CHALLENGE
Go through the data below. Pull out every line that has the word "PICP".

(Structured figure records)

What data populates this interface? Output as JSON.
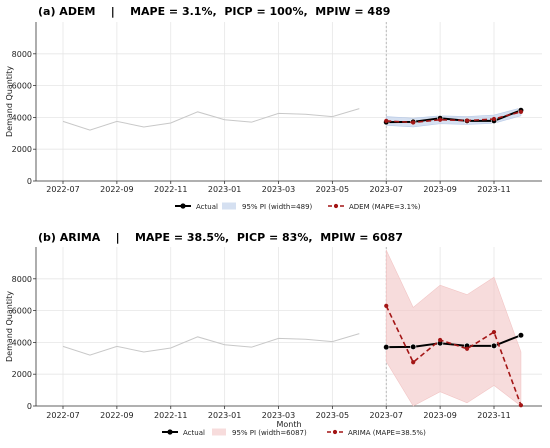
{
  "figure": {
    "xlabel_shared": "Month",
    "colors": {
      "history": "#c8c8c8",
      "actual": "#000000",
      "forecast": "#a31515",
      "band_a": "#b9cbe8",
      "band_b": "#f2c4c4",
      "grid": "#e6e6e6",
      "divider": "#aaaaaa"
    }
  },
  "chart_data": [
    {
      "type": "line",
      "title": "(a) ADEM    |    MAPE = 3.1%,  PICP = 100%,  MPIW = 489",
      "ylabel": "Demand Quantity",
      "xlabel": "",
      "ylim": [
        0,
        10000
      ],
      "yticks": [
        "0",
        "2000",
        "4000",
        "6000",
        "8000"
      ],
      "ytick_values": [
        0,
        2000,
        4000,
        6000,
        8000
      ],
      "xticks": [
        "2022-07",
        "2022-09",
        "2022-11",
        "2023-01",
        "2023-03",
        "2023-05",
        "2023-07",
        "2023-09",
        "2023-11"
      ],
      "grid": true,
      "legend_placement": "bottom",
      "history": {
        "x": [
          "2022-07",
          "2022-08",
          "2022-09",
          "2022-10",
          "2022-11",
          "2022-12",
          "2023-01",
          "2023-02",
          "2023-03",
          "2023-04",
          "2023-05",
          "2023-06"
        ],
        "values": [
          3750,
          3200,
          3750,
          3400,
          3650,
          4350,
          3850,
          3700,
          4250,
          4200,
          4050,
          4550
        ]
      },
      "x": [
        "2023-07",
        "2023-08",
        "2023-09",
        "2023-10",
        "2023-11",
        "2023-12"
      ],
      "series": [
        {
          "name": "Actual",
          "values": [
            3700,
            3720,
            3950,
            3780,
            3780,
            4450
          ]
        },
        {
          "name": "ADEM (MAPE=3.1%)",
          "values": [
            3780,
            3680,
            3850,
            3800,
            3900,
            4350
          ]
        }
      ],
      "band": {
        "name": "95% PI (width=489)",
        "lower": [
          3500,
          3400,
          3600,
          3560,
          3630,
          4100
        ],
        "upper": [
          4050,
          3950,
          4100,
          4050,
          4150,
          4600
        ]
      }
    },
    {
      "type": "line",
      "title": "(b) ARIMA    |    MAPE = 38.5%,  PICP = 83%,  MPIW = 6087",
      "ylabel": "Demand Quantity",
      "xlabel": "Month",
      "ylim": [
        0,
        10000
      ],
      "yticks": [
        "0",
        "2000",
        "4000",
        "6000",
        "8000"
      ],
      "ytick_values": [
        0,
        2000,
        4000,
        6000,
        8000
      ],
      "xticks": [
        "2022-07",
        "2022-09",
        "2022-11",
        "2023-01",
        "2023-03",
        "2023-05",
        "2023-07",
        "2023-09",
        "2023-11"
      ],
      "grid": true,
      "legend_placement": "bottom",
      "history": {
        "x": [
          "2022-07",
          "2022-08",
          "2022-09",
          "2022-10",
          "2022-11",
          "2022-12",
          "2023-01",
          "2023-02",
          "2023-03",
          "2023-04",
          "2023-05",
          "2023-06"
        ],
        "values": [
          3750,
          3200,
          3750,
          3400,
          3650,
          4350,
          3850,
          3700,
          4250,
          4200,
          4050,
          4550
        ]
      },
      "x": [
        "2023-07",
        "2023-08",
        "2023-09",
        "2023-10",
        "2023-11",
        "2023-12"
      ],
      "series": [
        {
          "name": "Actual",
          "values": [
            3700,
            3720,
            3950,
            3780,
            3780,
            4450
          ]
        },
        {
          "name": "ARIMA (MAPE=38.5%)",
          "values": [
            6300,
            2750,
            4150,
            3600,
            4650,
            50
          ]
        }
      ],
      "band": {
        "name": "95% PI (width=6087)",
        "lower": [
          2800,
          0,
          900,
          200,
          1300,
          0
        ],
        "upper": [
          9800,
          6200,
          7600,
          7000,
          8100,
          3400
        ]
      }
    }
  ]
}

EXPECTED ANSWER
      "title": "(a) ADEM    |    MAPE = 3.1%,  PICP = 100%,  MPIW = 489",
      "title": "(b) ARIMA    |    MAPE = 38.5%,  PICP = 83%,  MPIW = 6087",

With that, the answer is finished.